Given records:
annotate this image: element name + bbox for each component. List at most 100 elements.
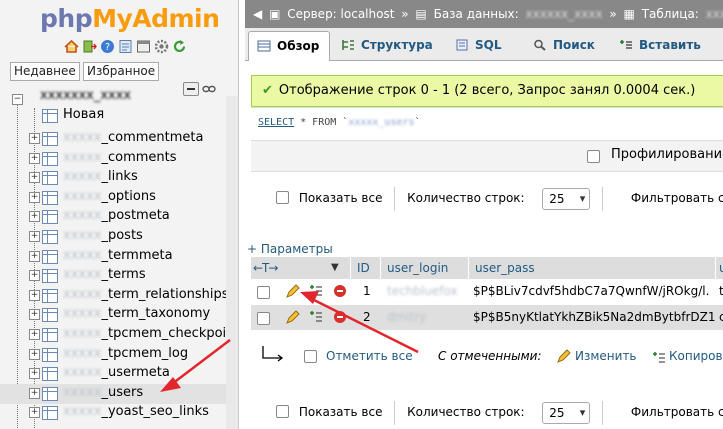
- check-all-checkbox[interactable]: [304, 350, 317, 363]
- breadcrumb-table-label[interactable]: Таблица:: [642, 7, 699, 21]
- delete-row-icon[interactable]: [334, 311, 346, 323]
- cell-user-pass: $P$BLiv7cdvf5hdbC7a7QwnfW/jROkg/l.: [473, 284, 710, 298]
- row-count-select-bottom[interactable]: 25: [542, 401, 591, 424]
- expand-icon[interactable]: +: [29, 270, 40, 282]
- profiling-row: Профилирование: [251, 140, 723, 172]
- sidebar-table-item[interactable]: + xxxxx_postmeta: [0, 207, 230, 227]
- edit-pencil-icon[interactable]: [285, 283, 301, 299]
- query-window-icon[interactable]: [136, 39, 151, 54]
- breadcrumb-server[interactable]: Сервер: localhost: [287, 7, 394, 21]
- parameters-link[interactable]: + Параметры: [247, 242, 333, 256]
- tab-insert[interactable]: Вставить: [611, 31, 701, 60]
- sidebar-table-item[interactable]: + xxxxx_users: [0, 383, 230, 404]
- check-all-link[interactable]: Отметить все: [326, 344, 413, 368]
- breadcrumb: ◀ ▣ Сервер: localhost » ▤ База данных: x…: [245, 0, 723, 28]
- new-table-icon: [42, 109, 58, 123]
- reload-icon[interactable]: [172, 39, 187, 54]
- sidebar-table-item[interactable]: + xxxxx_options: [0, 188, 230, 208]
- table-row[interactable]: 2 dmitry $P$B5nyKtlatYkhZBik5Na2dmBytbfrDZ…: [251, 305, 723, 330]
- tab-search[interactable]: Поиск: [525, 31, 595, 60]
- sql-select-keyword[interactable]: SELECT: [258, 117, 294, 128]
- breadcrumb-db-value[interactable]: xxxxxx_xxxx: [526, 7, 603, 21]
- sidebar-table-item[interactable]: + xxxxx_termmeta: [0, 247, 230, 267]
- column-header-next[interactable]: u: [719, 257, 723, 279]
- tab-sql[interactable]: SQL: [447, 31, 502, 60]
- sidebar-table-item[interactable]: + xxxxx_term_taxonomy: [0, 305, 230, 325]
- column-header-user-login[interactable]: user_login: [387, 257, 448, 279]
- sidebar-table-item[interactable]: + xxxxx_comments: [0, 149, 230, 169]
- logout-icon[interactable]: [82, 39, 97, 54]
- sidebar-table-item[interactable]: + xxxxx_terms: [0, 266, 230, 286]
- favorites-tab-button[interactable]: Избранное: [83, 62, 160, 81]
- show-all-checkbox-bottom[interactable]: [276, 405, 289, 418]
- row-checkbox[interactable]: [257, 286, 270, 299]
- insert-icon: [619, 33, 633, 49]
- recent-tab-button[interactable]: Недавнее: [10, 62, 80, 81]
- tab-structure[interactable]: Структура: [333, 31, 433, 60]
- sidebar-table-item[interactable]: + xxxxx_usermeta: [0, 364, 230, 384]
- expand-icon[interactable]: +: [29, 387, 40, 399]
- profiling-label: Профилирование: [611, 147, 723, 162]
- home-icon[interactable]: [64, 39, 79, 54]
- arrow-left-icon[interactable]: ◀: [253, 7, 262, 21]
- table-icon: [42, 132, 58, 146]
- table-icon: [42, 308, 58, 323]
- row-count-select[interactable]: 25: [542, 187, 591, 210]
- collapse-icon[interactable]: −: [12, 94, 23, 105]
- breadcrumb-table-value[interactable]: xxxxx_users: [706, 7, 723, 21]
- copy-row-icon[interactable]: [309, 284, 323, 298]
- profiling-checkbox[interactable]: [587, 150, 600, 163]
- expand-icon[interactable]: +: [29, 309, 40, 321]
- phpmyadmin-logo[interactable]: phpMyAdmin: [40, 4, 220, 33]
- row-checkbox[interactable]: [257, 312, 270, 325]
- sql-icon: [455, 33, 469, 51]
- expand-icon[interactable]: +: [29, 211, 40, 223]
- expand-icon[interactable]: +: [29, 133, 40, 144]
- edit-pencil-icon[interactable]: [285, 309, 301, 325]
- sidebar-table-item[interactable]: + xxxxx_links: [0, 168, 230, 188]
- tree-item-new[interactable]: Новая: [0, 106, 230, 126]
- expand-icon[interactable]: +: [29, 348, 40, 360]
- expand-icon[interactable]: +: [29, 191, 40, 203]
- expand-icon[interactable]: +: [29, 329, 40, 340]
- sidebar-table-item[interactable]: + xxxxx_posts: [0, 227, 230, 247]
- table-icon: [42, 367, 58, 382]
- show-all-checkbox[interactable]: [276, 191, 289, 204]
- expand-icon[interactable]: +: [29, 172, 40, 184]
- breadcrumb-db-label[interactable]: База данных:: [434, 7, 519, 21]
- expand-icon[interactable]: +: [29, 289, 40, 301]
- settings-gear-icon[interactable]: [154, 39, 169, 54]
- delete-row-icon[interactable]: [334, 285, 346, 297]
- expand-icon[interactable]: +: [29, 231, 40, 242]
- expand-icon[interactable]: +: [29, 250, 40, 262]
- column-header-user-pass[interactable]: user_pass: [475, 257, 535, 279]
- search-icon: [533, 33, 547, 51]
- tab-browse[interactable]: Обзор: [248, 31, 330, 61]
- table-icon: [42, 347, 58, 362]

What you will do: Copy all of the data above verbatim, leaving out the picture.

The result:
annotate this image: element name + bbox for each component. List at most 100 elements.
- check-all-checkbox[interactable]: [304, 350, 317, 363]
- breadcrumb-table-label[interactable]: Таблица:: [642, 7, 699, 21]
- delete-row-icon[interactable]: [334, 311, 346, 323]
- cell-user-pass: $P$BLiv7cdvf5hdbC7a7QwnfW/jROkg/l.: [473, 284, 710, 298]
- row-count-select-bottom[interactable]: 25: [542, 401, 591, 424]
- expand-icon[interactable]: +: [29, 270, 40, 282]
- profiling-row: Профилирование: [251, 140, 723, 172]
- sidebar-table-item[interactable]: + xxxxx_postmeta: [0, 207, 230, 227]
- edit-pencil-icon[interactable]: [285, 283, 301, 299]
- query-window-icon[interactable]: [136, 39, 151, 54]
- breadcrumb-server[interactable]: Сервер: localhost: [287, 7, 394, 21]
- parameters-link[interactable]: + Параметры: [247, 242, 333, 256]
- tab-insert[interactable]: Вставить: [611, 31, 701, 60]
- sidebar-table-item[interactable]: + xxxxx_users: [0, 383, 230, 404]
- check-all-link[interactable]: Отметить все: [326, 344, 413, 368]
- breadcrumb: ◀ ▣ Сервер: localhost » ▤ База данных: x…: [245, 0, 723, 28]
- new-table-icon: [42, 109, 58, 123]
- reload-icon[interactable]: [172, 39, 187, 54]
- sidebar-table-item[interactable]: + xxxxx_options: [0, 188, 230, 208]
- table-row[interactable]: 2 dmitry $P$B5nyKtlatYkhZBik5Na2dmBytbfrDZ…: [251, 305, 723, 330]
- tab-search[interactable]: Поиск: [525, 31, 595, 60]
- sql-select-keyword[interactable]: SELECT: [258, 117, 294, 128]
- breadcrumb-db-value[interactable]: xxxxxx_xxxx: [526, 7, 603, 21]
- sidebar-table-item[interactable]: + xxxxx_termmeta: [0, 247, 230, 267]
- column-header-next[interactable]: u: [719, 257, 723, 279]
- tab-sql[interactable]: SQL: [447, 31, 502, 60]
- sidebar-table-item[interactable]: + xxxxx_term_taxonomy: [0, 305, 230, 325]
- column-header-user-login[interactable]: user_login: [387, 257, 448, 279]
- sidebar-table-item[interactable]: + xxxxx_comments: [0, 149, 230, 169]
- logout-icon[interactable]: [82, 39, 97, 54]
- sidebar-table-item[interactable]: + xxxxx_terms: [0, 266, 230, 286]
- favorites-tab-button[interactable]: Избранное: [83, 62, 160, 81]
- show-all-checkbox-bottom[interactable]: [276, 405, 289, 418]
- row-checkbox[interactable]: [257, 286, 270, 299]
- insert-icon: [619, 33, 633, 49]
- recent-tab-button[interactable]: Недавнее: [10, 62, 80, 81]
- tab-structure[interactable]: Структура: [333, 31, 433, 60]
- sidebar-table-item[interactable]: + xxxxx_usermeta: [0, 364, 230, 384]
- expand-icon[interactable]: +: [29, 387, 40, 399]
- profiling-label: Профилирование: [611, 147, 723, 162]
- home-icon[interactable]: [64, 39, 79, 54]
- arrow-left-icon[interactable]: ◀: [253, 7, 262, 21]
- table-icon: [42, 132, 58, 146]
- table-icon: [42, 308, 58, 323]
- row-count-select[interactable]: 25: [542, 187, 591, 210]
- collapse-icon[interactable]: −: [12, 94, 23, 105]
- breadcrumb-table-value[interactable]: xxxxx_users: [706, 7, 723, 21]
- copy-row-icon[interactable]: [309, 284, 323, 298]
- profiling-checkbox[interactable]: [587, 150, 600, 163]
- expand-icon[interactable]: +: [29, 309, 40, 321]
- phpmyadmin-logo[interactable]: phpMyAdmin: [40, 4, 220, 33]
- row-checkbox[interactable]: [257, 312, 270, 325]
- sql-icon: [455, 33, 469, 51]
- expand-icon[interactable]: +: [29, 211, 40, 223]
- expand-icon[interactable]: +: [29, 133, 40, 144]
- edit-pencil-icon[interactable]: [285, 309, 301, 325]
- sidebar-table-item[interactable]: + xxxxx_links: [0, 168, 230, 188]
- tree-item-new[interactable]: Новая: [0, 106, 230, 126]
- expand-icon[interactable]: +: [29, 348, 40, 360]
- expand-icon[interactable]: +: [29, 191, 40, 203]
- expand-icon[interactable]: +: [29, 329, 40, 340]
- sidebar-table-item[interactable]: + xxxxx_posts: [0, 227, 230, 247]
- table-icon: [42, 367, 58, 382]
- show-all-checkbox[interactable]: [276, 191, 289, 204]
- expand-icon[interactable]: +: [29, 172, 40, 184]
- breadcrumb-db-label[interactable]: База данных:: [434, 7, 519, 21]
- expand-icon[interactable]: +: [29, 289, 40, 301]
- settings-gear-icon[interactable]: [154, 39, 169, 54]
- delete-row-icon[interactable]: [334, 285, 346, 297]
- expand-icon[interactable]: +: [29, 231, 40, 242]
- expand-icon[interactable]: +: [29, 250, 40, 262]
- column-header-user-pass[interactable]: user_pass: [475, 257, 535, 279]
- search-icon: [533, 33, 547, 51]
- tab-browse[interactable]: Обзор: [248, 31, 330, 61]
- table-icon: [42, 347, 58, 362]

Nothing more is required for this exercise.